Records from a collection of figures:
========

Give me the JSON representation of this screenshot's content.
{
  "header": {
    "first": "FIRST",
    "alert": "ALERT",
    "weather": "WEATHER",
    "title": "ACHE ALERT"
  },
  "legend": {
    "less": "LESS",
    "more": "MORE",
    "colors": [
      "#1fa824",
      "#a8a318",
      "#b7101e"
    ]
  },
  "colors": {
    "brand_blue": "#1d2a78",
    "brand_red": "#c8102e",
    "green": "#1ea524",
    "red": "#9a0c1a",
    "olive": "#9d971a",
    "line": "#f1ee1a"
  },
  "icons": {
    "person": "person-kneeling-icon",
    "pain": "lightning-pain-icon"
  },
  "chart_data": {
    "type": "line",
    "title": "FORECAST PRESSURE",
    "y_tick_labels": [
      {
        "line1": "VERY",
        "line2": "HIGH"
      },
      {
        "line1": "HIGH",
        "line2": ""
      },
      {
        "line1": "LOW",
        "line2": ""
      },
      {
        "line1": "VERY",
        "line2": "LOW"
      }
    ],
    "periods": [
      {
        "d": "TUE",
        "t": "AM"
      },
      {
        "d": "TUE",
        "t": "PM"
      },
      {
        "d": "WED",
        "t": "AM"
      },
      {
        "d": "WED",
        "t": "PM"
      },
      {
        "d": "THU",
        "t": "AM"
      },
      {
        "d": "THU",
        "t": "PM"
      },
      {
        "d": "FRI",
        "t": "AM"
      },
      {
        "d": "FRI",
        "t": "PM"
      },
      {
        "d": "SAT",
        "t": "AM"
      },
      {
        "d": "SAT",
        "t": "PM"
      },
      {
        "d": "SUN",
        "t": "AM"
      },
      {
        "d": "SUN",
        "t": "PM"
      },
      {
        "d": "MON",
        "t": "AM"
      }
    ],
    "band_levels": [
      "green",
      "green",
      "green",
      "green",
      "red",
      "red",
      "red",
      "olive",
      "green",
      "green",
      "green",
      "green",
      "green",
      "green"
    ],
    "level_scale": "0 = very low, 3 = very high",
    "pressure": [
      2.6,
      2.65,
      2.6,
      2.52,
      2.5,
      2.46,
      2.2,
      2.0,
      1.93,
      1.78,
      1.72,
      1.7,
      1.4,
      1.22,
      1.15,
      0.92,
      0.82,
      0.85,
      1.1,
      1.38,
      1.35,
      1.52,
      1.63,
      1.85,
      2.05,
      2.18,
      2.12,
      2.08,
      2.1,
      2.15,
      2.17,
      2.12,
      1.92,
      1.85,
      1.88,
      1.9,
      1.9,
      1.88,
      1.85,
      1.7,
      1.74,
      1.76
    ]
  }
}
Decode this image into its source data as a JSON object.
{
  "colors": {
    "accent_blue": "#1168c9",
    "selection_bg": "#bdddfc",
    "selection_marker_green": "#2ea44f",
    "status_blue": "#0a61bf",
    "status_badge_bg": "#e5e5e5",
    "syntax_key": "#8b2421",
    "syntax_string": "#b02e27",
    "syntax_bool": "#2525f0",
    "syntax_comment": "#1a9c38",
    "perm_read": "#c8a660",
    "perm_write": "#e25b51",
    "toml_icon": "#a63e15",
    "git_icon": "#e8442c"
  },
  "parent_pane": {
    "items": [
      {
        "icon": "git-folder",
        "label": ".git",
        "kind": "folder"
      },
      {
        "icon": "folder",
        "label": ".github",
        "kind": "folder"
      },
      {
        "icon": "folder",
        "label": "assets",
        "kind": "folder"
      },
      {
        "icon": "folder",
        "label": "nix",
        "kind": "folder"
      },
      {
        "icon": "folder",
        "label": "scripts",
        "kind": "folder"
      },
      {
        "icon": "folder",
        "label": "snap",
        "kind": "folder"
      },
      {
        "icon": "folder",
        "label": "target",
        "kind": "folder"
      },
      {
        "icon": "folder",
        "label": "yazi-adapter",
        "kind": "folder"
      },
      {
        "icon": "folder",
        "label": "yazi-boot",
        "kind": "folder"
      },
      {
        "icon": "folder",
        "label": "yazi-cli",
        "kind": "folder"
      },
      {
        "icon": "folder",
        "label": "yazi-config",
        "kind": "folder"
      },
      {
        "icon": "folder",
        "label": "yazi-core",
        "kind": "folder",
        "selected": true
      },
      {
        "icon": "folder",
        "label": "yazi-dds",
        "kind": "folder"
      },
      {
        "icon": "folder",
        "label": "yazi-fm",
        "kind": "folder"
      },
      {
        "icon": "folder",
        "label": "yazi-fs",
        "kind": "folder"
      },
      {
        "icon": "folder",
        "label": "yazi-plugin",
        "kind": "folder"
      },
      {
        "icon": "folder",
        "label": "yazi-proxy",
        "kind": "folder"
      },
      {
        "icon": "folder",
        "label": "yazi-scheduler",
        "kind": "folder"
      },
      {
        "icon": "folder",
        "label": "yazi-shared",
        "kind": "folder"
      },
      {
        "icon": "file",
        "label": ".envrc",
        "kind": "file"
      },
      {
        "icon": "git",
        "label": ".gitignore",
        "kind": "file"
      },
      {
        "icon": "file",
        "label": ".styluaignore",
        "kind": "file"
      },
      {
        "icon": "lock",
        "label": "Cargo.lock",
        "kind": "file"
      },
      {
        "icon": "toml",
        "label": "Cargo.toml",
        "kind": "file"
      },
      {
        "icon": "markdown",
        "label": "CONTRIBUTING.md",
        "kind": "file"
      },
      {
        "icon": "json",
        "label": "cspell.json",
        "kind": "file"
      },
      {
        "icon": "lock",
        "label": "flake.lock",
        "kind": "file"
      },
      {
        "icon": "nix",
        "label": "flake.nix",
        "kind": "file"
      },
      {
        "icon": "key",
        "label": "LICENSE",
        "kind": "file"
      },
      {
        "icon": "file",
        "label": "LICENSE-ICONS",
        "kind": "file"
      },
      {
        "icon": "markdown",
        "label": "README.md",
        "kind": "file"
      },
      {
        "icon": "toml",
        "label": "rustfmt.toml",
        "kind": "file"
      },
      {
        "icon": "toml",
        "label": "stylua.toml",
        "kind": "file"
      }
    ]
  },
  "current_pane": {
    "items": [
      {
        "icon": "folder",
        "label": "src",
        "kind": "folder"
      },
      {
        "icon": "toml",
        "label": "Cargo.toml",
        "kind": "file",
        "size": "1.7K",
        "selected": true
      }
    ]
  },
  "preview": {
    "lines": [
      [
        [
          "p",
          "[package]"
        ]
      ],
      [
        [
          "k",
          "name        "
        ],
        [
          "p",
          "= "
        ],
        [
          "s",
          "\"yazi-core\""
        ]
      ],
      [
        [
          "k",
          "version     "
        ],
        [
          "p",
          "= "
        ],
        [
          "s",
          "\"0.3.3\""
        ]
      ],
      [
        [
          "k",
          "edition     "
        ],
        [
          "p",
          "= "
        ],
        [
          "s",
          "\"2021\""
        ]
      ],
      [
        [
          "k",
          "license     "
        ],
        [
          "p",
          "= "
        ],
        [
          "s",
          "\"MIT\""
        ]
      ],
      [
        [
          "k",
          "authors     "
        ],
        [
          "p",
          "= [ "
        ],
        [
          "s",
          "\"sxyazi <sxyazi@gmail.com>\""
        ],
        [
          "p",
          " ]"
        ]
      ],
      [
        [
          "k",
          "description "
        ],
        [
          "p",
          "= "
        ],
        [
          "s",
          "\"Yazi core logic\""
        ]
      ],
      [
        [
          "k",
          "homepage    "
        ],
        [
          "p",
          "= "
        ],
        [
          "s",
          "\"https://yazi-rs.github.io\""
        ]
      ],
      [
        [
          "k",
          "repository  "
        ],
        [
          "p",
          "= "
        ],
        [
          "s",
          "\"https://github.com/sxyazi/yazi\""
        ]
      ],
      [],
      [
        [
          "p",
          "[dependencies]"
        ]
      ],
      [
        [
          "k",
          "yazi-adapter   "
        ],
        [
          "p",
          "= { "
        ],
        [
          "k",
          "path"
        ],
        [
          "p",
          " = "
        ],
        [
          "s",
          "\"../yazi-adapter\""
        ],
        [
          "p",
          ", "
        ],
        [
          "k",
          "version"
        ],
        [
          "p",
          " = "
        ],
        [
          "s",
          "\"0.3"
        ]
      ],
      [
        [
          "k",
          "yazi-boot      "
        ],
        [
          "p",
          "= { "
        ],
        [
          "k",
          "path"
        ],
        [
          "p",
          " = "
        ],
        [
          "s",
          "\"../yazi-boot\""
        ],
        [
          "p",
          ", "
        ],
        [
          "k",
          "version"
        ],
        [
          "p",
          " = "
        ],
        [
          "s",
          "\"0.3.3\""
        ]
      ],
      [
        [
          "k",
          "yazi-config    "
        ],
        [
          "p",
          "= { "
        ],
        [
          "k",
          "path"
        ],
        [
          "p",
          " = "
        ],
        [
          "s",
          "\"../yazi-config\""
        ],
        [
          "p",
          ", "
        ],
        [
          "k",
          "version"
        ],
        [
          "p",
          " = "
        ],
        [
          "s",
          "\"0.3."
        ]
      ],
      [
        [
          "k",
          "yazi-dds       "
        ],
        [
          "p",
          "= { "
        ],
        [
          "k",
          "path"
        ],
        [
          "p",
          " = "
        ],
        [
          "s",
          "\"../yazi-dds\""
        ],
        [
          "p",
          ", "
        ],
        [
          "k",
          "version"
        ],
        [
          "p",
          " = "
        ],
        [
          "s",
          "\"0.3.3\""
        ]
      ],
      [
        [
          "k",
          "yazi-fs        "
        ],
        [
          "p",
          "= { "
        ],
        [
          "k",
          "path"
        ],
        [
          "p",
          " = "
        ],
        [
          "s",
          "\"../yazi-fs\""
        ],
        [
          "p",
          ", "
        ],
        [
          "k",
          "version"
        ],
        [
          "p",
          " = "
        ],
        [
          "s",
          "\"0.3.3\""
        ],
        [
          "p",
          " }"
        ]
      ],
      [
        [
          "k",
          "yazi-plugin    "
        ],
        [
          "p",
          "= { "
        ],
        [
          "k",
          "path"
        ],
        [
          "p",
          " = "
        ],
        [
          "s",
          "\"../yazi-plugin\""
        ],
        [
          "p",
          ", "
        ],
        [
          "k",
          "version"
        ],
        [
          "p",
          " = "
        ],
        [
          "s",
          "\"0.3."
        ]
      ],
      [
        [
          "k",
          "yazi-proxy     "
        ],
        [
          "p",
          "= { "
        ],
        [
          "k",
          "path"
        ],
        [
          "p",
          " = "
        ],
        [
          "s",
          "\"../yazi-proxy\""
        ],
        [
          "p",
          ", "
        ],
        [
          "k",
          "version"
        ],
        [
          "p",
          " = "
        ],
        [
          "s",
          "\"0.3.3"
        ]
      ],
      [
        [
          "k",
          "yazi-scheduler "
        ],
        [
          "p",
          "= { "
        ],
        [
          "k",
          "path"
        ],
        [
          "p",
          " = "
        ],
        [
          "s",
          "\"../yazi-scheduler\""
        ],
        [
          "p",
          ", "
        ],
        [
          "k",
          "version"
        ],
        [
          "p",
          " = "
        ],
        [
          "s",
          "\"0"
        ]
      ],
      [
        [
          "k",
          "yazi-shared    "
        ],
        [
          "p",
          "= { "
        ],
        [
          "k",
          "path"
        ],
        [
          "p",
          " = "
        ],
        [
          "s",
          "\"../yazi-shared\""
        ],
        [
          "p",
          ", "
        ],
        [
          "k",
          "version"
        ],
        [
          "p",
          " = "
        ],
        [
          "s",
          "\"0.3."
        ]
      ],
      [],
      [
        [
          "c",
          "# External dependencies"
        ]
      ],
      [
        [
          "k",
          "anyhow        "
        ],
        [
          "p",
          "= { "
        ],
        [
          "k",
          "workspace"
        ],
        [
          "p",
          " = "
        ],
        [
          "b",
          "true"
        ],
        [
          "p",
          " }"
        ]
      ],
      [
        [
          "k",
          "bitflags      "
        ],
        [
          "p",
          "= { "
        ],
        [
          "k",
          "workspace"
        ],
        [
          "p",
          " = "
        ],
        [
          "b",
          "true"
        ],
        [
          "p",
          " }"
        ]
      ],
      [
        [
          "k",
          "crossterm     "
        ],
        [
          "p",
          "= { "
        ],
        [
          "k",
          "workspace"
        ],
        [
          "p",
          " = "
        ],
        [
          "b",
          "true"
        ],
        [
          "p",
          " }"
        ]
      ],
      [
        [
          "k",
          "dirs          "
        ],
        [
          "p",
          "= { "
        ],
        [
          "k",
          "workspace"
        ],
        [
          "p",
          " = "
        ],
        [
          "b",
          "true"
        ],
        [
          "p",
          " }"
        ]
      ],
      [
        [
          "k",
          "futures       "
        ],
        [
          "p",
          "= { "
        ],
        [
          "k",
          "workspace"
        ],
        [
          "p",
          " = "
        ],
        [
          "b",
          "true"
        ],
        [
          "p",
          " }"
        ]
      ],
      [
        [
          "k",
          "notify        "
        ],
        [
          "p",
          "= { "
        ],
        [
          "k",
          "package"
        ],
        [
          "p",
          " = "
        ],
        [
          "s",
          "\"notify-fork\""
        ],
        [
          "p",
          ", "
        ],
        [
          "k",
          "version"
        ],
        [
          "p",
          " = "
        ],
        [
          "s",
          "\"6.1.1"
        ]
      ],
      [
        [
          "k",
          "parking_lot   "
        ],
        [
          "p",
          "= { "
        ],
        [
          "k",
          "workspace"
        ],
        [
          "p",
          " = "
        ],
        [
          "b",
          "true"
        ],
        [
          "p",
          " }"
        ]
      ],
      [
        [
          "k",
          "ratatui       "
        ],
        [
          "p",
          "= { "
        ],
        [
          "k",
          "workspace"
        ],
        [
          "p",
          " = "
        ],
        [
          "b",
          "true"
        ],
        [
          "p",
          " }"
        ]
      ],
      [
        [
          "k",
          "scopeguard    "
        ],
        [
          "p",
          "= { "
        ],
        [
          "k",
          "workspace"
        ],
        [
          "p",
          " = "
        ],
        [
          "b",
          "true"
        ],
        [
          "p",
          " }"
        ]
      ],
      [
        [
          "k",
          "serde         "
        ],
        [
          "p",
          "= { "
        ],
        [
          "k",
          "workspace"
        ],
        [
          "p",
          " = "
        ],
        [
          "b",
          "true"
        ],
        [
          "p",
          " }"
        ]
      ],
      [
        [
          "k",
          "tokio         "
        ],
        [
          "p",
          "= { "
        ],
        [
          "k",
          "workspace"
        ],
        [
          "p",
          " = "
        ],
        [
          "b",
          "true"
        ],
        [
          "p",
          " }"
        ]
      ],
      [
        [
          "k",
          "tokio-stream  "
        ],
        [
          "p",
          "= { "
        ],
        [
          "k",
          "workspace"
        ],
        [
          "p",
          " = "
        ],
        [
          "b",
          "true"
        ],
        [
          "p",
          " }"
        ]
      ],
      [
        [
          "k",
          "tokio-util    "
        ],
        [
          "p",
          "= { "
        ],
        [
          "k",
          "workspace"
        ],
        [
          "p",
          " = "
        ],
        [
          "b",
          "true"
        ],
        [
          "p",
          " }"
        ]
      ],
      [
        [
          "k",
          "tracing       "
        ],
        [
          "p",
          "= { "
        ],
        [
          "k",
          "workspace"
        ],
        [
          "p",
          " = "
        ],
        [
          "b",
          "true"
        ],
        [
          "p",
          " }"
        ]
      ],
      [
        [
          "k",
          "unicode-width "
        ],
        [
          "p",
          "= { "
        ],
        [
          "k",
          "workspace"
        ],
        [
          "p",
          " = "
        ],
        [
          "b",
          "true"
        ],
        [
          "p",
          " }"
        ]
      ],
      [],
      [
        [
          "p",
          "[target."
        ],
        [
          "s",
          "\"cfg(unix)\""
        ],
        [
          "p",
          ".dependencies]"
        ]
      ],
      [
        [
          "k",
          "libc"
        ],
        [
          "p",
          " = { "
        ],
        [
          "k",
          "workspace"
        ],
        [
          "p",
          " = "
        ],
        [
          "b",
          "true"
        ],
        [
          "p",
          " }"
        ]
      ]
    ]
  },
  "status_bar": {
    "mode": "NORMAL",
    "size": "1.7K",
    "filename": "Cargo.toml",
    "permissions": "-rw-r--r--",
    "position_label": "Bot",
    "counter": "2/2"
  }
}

========

• [What you will do] Only lines that contain the word "proxy" are wanted; copy each of them.

• [Result]
        "label": "yazi-proxy",
          "yazi-proxy     "
          "\"../yazi-proxy\""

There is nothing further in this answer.